[Rows from a dataset]
---------------

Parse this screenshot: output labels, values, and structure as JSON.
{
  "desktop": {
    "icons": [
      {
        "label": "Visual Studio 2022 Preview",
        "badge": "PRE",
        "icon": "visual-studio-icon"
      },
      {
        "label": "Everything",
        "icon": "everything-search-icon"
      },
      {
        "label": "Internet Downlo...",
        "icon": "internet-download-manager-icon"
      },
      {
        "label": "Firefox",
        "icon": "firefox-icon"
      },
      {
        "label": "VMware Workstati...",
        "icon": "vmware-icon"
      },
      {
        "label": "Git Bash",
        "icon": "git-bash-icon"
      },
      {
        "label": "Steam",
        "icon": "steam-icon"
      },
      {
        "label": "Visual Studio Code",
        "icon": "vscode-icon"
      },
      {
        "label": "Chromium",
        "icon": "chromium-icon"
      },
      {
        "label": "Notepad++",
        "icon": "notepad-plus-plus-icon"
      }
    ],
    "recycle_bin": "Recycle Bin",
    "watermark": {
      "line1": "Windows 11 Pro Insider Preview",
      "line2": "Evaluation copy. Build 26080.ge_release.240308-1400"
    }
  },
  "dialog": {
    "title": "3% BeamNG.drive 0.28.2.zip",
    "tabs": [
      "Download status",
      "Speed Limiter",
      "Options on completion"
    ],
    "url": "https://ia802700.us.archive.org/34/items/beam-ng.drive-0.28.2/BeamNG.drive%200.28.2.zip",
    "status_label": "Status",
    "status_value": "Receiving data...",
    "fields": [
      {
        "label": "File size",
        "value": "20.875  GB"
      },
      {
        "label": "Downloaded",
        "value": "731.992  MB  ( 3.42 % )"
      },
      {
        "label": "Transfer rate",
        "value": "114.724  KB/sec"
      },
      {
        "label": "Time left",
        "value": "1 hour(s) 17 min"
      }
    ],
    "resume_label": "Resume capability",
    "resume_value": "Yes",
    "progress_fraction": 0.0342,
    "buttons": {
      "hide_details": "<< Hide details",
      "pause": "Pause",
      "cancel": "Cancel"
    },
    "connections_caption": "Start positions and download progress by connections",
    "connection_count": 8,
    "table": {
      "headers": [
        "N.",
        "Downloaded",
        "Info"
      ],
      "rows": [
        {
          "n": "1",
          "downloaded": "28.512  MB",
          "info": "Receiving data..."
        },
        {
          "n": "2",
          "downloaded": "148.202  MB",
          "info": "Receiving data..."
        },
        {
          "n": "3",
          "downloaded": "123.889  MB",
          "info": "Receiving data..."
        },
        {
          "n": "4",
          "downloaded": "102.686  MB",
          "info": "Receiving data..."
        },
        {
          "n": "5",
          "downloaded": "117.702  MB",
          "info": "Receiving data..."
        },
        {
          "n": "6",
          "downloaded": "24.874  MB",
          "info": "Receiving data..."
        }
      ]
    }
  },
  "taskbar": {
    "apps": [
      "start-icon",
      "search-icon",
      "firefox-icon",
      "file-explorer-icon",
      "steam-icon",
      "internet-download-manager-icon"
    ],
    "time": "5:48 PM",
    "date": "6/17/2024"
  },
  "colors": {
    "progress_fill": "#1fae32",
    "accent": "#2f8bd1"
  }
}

---------------

» **WHAT YOU ARE ASKED TO DO**
In the listing, find each line with the string "drive" and copy it.

» **WRITTEN ANSWER**
    "title": "3% BeamNG.drive 0.28.2.zip",
    "url": "https://ia802700.us.archive.org/34/items/beam-ng.drive-0.28.2/BeamNG.drive%200.28.2.zip",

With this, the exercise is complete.